(Figure collection entries)
-- begin --

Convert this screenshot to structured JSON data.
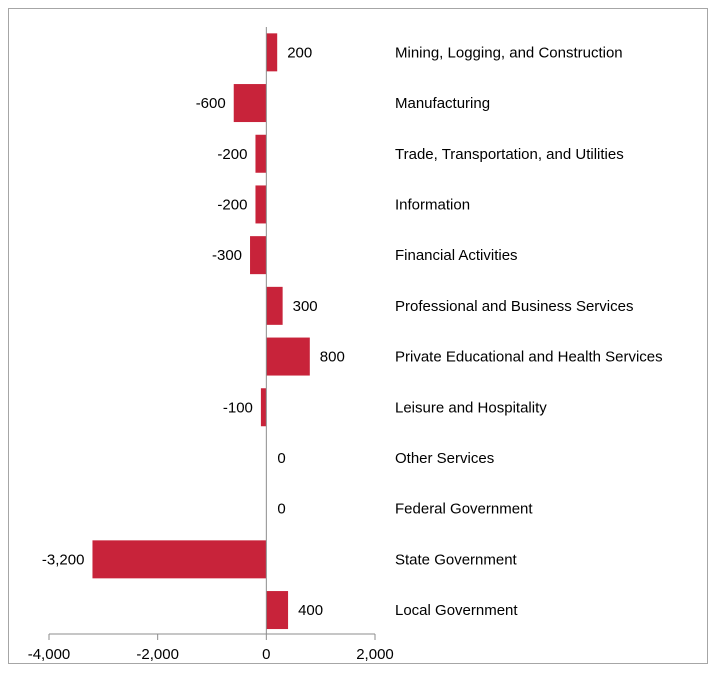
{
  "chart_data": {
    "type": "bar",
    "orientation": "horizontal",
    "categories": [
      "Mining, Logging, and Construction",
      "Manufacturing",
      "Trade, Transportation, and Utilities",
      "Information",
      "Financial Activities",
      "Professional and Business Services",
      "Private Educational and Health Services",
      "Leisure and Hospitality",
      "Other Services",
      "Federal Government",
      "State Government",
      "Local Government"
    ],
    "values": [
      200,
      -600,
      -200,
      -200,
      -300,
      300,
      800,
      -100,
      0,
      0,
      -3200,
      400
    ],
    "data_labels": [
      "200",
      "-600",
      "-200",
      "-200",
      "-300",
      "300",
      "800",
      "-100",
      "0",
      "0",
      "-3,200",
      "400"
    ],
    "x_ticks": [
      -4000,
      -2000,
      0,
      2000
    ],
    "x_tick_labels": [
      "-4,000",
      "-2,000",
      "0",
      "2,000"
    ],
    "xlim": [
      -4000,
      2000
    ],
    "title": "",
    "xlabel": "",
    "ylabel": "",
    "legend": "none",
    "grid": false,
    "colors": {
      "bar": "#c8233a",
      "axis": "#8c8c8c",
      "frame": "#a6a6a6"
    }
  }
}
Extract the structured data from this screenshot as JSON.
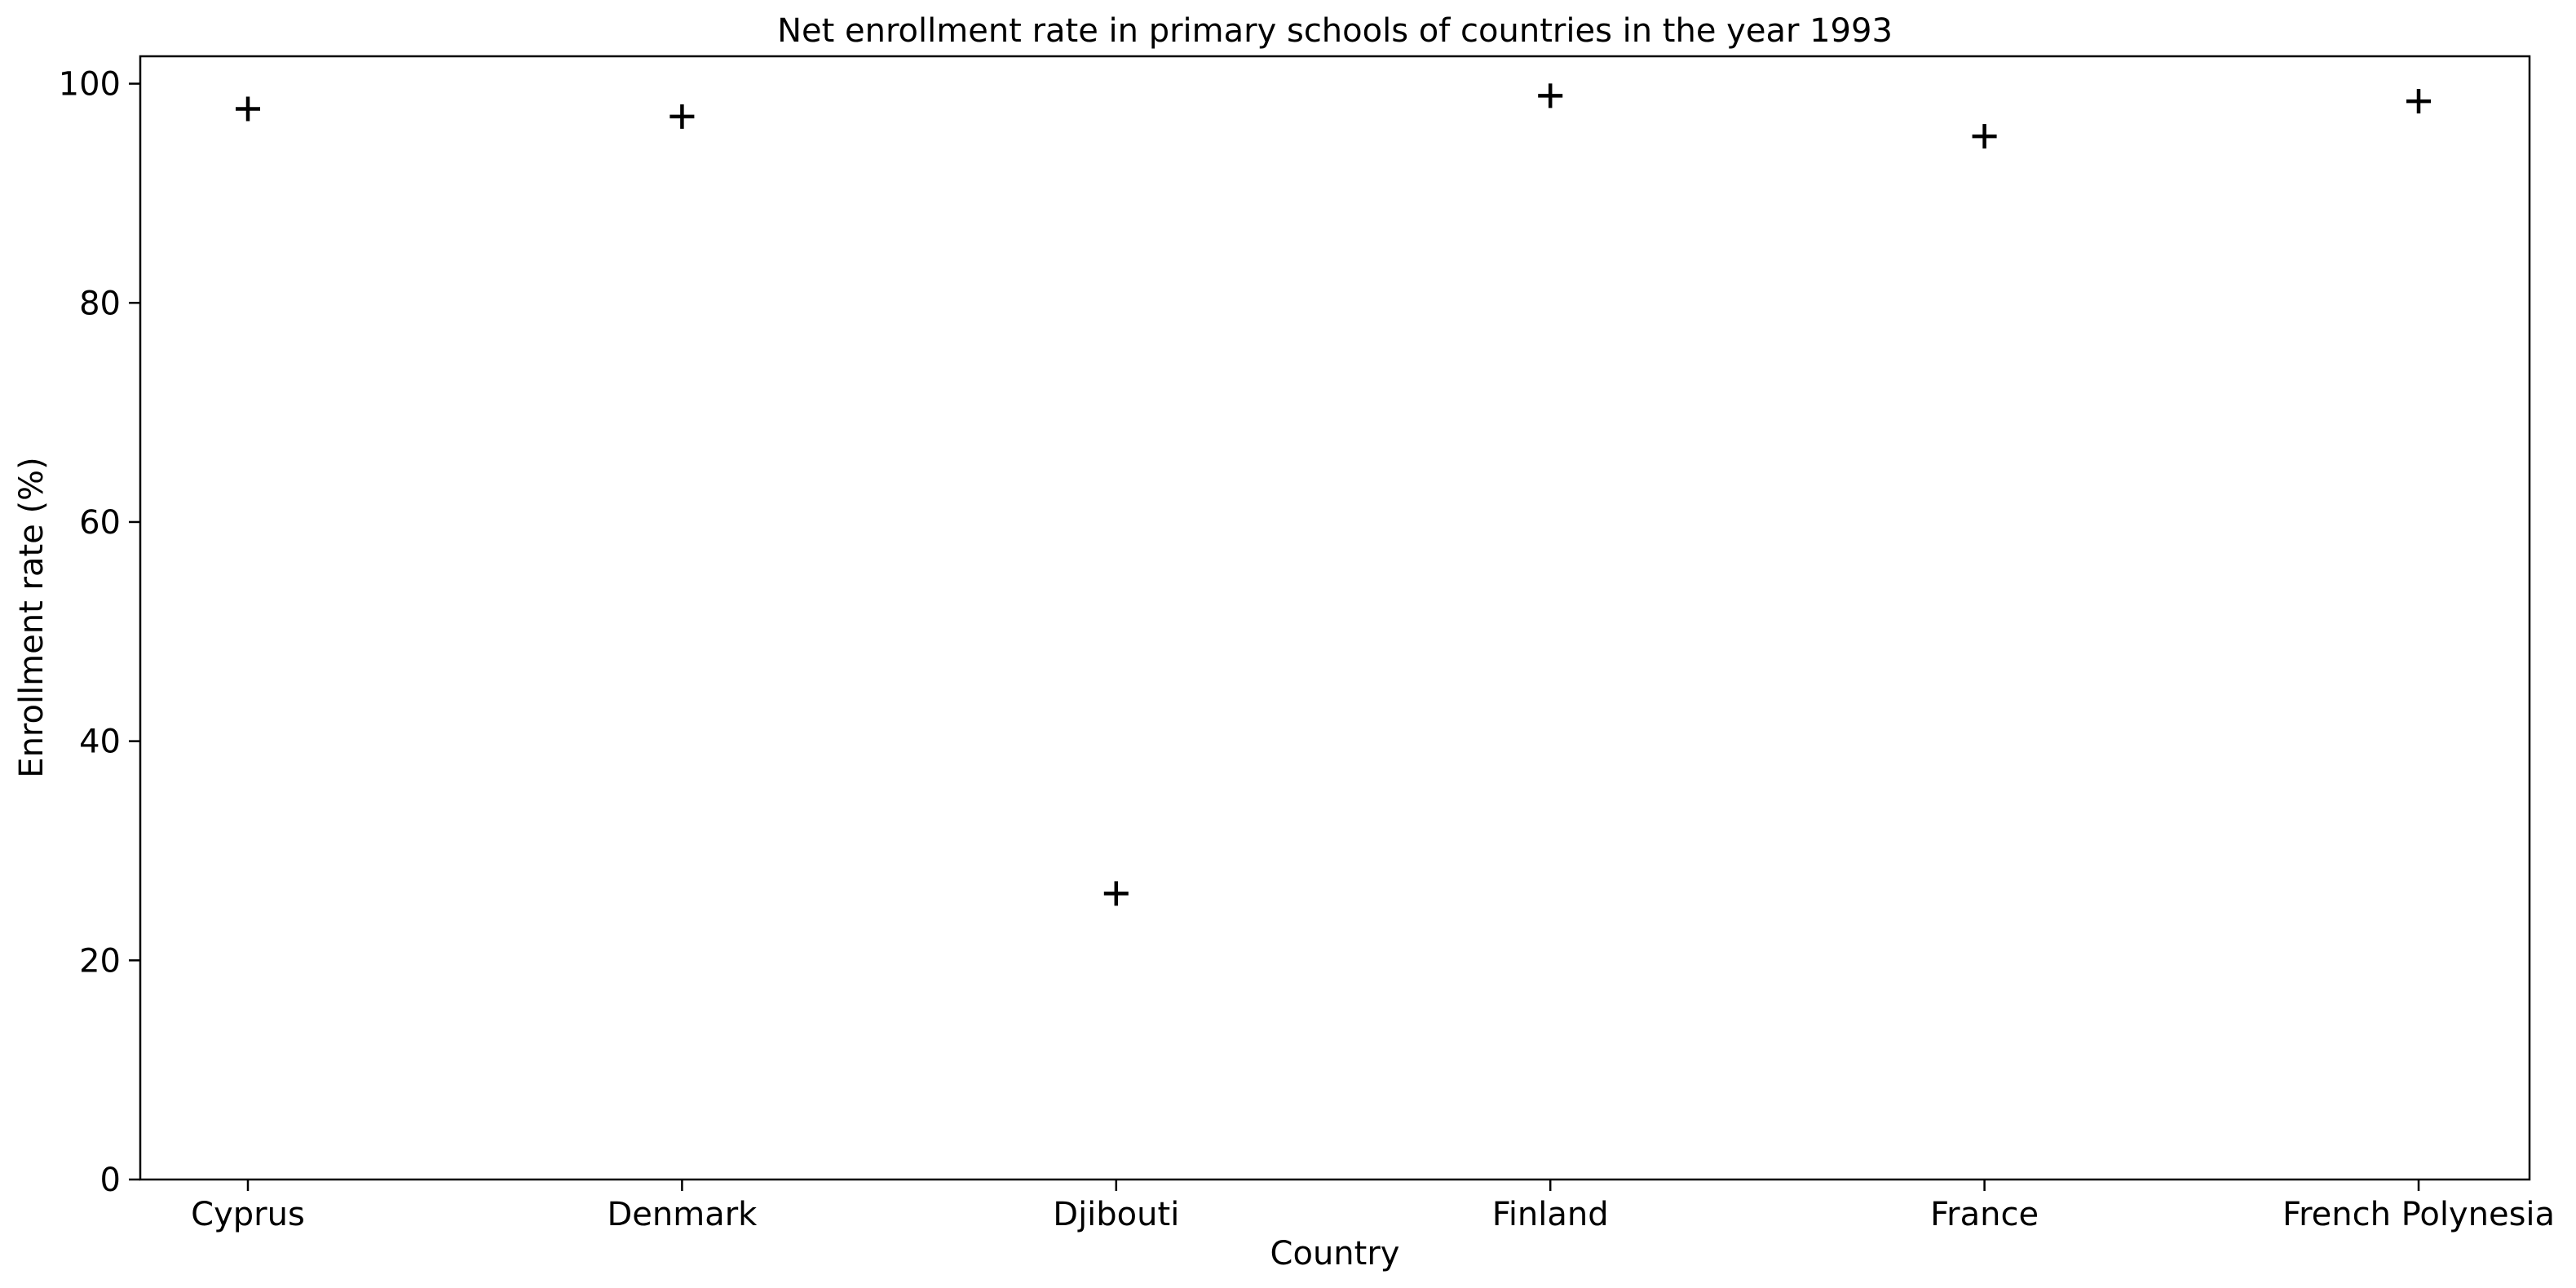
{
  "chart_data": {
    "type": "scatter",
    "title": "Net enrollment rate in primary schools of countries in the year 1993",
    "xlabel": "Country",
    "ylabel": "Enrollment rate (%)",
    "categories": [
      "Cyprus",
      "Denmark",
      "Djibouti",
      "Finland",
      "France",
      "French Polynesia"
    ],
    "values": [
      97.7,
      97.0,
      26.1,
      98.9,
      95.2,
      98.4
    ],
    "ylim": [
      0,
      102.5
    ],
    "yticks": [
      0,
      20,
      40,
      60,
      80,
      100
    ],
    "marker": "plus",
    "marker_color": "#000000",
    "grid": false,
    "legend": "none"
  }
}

-- end --

§ What you should do
Reproduce all entries exactly. Pictures do not belong in the copy.

§ Answer to the task
Convert this screenshot to structured JSON data.
{
  "chart_data": {
    "type": "bar",
    "orientation": "horizontal",
    "categories": [
      "Mining, Logging, and Construction",
      "Manufacturing",
      "Trade, Transportation, and Utilities",
      "Information",
      "Financial Activities",
      "Professional and Business Services",
      "Private Educational and Health Services",
      "Leisure and Hospitality",
      "Other Services",
      "Federal Government",
      "State Government",
      "Local Government"
    ],
    "values": [
      200,
      -600,
      -200,
      -200,
      -300,
      300,
      800,
      -100,
      0,
      0,
      -3200,
      400
    ],
    "data_labels": [
      "200",
      "-600",
      "-200",
      "-200",
      "-300",
      "300",
      "800",
      "-100",
      "0",
      "0",
      "-3,200",
      "400"
    ],
    "x_ticks": [
      -4000,
      -2000,
      0,
      2000
    ],
    "x_tick_labels": [
      "-4,000",
      "-2,000",
      "0",
      "2,000"
    ],
    "xlim": [
      -4000,
      2000
    ],
    "title": "",
    "xlabel": "",
    "ylabel": "",
    "legend": "none",
    "grid": false,
    "colors": {
      "bar": "#c8233a",
      "axis": "#8c8c8c",
      "frame": "#a6a6a6"
    }
  }
}
Extract the structured data from this screenshot as JSON.
{
  "chart_data": {
    "type": "scatter",
    "title": "Net enrollment rate in primary schools of countries in the year 1993",
    "xlabel": "Country",
    "ylabel": "Enrollment rate (%)",
    "categories": [
      "Cyprus",
      "Denmark",
      "Djibouti",
      "Finland",
      "France",
      "French Polynesia"
    ],
    "values": [
      97.7,
      97.0,
      26.1,
      98.9,
      95.2,
      98.4
    ],
    "ylim": [
      0,
      102.5
    ],
    "yticks": [
      0,
      20,
      40,
      60,
      80,
      100
    ],
    "marker": "plus",
    "marker_color": "#000000",
    "grid": false,
    "legend": "none"
  }
}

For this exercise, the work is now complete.